▶ **Dataset records**
:::::
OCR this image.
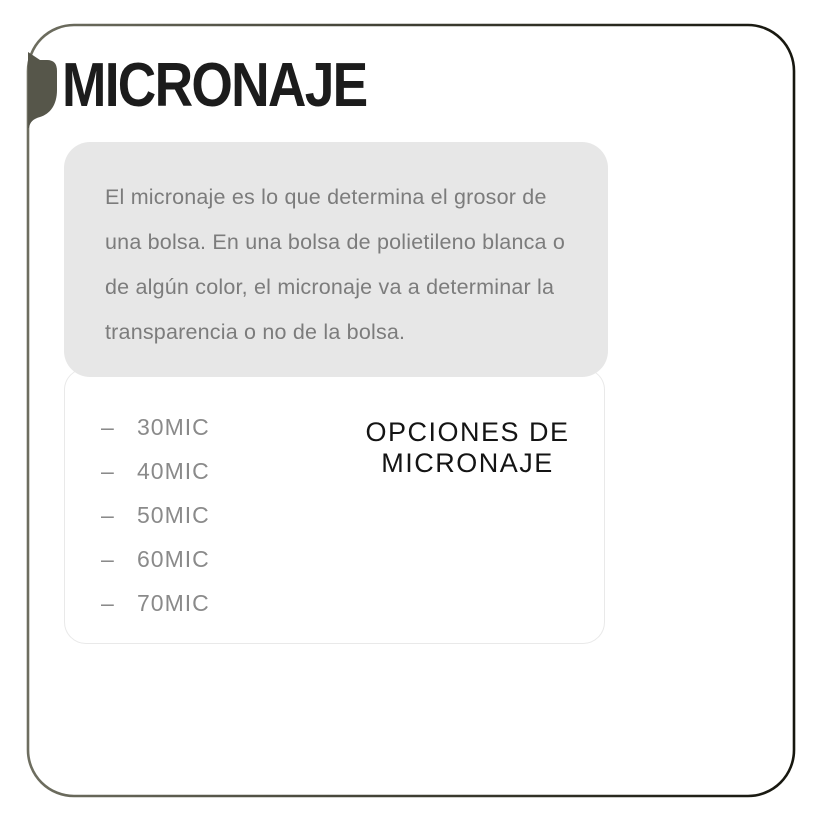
MICRONAJE
El micronaje es lo que determina el grosor de
una bolsa. En una bolsa de polietileno blanca o
de algún color, el micronaje va a determinar la
transparencia o no de la bolsa.
– 30MIC
– 40MIC
– 50MIC
– 60MIC
– 70MIC
OPCIONES DE
MICRONAJE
:::::
Reproduce every entry word for word, but omit the pictures.

OCR this image.
MICRONAJE
El micronaje es lo que determina el grosor de
una bolsa. En una bolsa de polietileno blanca o
de algún color, el micronaje va a determinar la
transparencia o no de la bolsa.
– 30MIC
– 40MIC
– 50MIC
– 60MIC
– 70MIC
OPCIONES DE
MICRONAJE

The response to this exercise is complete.